# YOUR GOAL:
Update everything from the start of the listing down to the line containing "list-item-date: 2020-01-09 [285, 450, 344, 462]" by changing "bboxes" to "bounding boxes" and keeping all else unchanged. Return only those lines.

****

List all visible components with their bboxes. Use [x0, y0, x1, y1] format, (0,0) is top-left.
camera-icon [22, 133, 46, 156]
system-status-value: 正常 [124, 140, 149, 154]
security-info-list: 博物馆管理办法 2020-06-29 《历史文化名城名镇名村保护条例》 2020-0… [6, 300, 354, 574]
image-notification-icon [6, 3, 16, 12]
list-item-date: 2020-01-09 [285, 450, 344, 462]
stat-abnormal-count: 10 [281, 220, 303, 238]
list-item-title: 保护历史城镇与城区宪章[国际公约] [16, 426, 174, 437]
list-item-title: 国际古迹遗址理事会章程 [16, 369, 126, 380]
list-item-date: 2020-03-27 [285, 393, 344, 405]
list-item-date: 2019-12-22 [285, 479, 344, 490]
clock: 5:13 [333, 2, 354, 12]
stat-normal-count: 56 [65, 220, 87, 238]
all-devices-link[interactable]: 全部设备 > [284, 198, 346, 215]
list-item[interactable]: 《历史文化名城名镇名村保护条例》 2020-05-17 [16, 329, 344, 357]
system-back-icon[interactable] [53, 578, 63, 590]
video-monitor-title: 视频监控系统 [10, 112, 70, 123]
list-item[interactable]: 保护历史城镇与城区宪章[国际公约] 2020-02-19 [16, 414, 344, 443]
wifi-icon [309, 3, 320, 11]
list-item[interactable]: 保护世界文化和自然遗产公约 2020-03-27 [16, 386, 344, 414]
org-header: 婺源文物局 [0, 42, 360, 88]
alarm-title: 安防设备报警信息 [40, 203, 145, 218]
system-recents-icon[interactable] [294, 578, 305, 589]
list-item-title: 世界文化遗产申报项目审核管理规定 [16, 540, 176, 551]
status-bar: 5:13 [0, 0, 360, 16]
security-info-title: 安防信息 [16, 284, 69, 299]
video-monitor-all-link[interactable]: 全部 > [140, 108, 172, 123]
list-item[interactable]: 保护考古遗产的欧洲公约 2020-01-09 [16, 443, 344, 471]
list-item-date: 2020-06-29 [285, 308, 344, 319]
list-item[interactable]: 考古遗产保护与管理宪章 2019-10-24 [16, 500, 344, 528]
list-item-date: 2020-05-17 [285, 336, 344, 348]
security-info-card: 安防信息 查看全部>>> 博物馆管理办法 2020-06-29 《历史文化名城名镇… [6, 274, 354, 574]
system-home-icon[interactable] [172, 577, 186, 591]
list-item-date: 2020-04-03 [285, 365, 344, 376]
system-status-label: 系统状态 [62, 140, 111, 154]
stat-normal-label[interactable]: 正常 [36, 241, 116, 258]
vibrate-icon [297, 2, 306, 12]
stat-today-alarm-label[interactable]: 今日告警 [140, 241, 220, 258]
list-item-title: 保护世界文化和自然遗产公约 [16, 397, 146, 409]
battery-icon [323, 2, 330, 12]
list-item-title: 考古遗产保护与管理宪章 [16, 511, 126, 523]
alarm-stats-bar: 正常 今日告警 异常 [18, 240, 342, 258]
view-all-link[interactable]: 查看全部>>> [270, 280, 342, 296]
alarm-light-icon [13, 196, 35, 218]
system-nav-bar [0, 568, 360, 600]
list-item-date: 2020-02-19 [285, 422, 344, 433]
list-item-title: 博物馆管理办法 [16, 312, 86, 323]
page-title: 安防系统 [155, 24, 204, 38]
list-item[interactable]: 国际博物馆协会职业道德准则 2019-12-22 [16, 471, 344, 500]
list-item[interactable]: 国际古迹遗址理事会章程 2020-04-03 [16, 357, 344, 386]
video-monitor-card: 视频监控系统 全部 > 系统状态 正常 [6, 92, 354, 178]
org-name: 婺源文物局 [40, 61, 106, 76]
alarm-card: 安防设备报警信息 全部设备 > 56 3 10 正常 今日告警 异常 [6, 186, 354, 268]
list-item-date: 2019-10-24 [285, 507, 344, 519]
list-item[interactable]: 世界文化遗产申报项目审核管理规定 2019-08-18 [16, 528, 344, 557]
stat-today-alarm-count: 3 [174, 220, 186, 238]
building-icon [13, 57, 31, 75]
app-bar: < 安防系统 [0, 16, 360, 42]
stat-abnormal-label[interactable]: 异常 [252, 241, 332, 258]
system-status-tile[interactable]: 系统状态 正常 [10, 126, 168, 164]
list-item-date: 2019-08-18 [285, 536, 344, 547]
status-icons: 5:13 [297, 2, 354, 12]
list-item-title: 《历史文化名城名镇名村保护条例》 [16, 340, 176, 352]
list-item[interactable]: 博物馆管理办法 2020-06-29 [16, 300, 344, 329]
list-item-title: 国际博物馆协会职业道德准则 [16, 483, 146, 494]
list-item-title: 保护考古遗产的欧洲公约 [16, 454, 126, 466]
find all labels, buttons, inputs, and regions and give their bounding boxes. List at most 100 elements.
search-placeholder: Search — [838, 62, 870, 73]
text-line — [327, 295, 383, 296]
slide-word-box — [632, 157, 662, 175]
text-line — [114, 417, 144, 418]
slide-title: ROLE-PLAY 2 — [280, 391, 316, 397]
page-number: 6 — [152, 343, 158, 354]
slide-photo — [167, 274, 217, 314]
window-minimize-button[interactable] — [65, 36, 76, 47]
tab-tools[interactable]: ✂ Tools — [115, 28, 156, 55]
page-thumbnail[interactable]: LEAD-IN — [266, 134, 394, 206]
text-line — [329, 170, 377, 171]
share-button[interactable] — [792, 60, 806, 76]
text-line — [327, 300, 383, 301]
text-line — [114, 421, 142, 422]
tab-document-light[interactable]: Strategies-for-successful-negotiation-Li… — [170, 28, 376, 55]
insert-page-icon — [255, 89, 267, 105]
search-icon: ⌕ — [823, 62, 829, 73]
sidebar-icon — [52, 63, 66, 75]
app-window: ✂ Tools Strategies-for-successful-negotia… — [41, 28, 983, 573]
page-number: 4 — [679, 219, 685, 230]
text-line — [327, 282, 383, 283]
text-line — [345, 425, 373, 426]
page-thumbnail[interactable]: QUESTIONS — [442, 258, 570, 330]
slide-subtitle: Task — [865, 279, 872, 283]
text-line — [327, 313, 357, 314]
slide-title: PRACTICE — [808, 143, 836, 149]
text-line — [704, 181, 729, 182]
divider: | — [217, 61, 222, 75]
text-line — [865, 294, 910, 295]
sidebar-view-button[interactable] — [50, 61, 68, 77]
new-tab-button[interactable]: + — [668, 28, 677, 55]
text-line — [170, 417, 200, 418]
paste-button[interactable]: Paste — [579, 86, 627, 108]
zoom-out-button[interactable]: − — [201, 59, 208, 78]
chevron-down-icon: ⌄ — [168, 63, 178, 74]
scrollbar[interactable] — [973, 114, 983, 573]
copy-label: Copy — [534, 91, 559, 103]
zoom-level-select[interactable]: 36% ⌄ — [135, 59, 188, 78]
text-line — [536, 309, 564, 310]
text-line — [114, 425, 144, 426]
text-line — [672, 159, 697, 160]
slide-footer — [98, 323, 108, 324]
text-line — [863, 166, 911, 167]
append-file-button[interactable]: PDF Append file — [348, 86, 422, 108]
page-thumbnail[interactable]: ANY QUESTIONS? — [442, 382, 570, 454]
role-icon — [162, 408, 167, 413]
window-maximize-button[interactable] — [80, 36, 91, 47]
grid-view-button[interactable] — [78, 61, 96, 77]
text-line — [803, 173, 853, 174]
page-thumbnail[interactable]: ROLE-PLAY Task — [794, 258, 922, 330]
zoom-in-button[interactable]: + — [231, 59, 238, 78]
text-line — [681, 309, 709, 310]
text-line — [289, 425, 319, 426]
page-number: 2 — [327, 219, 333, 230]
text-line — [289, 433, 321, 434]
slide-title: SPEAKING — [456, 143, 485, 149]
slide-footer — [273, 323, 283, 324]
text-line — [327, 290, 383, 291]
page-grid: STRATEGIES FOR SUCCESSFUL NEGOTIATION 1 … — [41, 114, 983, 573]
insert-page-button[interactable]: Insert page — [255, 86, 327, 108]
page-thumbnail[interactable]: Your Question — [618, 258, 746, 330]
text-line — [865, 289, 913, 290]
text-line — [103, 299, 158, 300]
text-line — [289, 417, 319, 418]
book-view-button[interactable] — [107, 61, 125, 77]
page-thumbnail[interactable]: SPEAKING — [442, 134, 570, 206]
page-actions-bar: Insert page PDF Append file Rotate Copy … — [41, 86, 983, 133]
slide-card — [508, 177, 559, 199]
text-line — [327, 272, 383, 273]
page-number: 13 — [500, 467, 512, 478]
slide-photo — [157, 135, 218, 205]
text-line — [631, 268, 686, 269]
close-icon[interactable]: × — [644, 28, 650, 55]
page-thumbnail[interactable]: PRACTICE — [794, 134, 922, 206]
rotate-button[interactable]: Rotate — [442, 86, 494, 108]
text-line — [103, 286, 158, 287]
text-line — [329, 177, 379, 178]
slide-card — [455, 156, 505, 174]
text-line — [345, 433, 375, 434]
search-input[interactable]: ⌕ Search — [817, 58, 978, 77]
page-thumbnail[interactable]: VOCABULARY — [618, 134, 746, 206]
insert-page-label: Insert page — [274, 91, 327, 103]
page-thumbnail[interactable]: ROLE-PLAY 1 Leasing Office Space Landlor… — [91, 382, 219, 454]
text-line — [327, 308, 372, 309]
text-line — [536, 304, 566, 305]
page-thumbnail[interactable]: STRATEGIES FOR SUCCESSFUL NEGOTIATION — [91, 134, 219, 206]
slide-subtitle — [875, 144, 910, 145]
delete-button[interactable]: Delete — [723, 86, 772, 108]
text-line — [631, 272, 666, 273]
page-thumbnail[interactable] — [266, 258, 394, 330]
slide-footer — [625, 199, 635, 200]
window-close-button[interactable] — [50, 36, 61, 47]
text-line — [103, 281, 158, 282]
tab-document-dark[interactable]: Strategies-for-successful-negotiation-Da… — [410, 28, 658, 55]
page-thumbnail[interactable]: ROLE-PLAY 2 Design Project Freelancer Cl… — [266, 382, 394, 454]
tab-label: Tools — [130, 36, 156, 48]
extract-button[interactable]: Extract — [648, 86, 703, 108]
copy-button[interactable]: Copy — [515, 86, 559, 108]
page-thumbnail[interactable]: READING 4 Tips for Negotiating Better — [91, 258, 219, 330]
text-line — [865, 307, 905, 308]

****

# RESPONSE FOR THIS EXERCISE:
List all visible components with their bounding boxes. Use [x0, y0, x1, y1] format, (0,0) is top-left.
camera-icon [22, 133, 46, 156]
system-status-value: 正常 [124, 140, 149, 154]
security-info-list: 博物馆管理办法 2020-06-29 《历史文化名城名镇名村保护条例》 2020-0… [6, 300, 354, 574]
image-notification-icon [6, 3, 16, 12]
list-item-date: 2020-01-09 [285, 450, 344, 462]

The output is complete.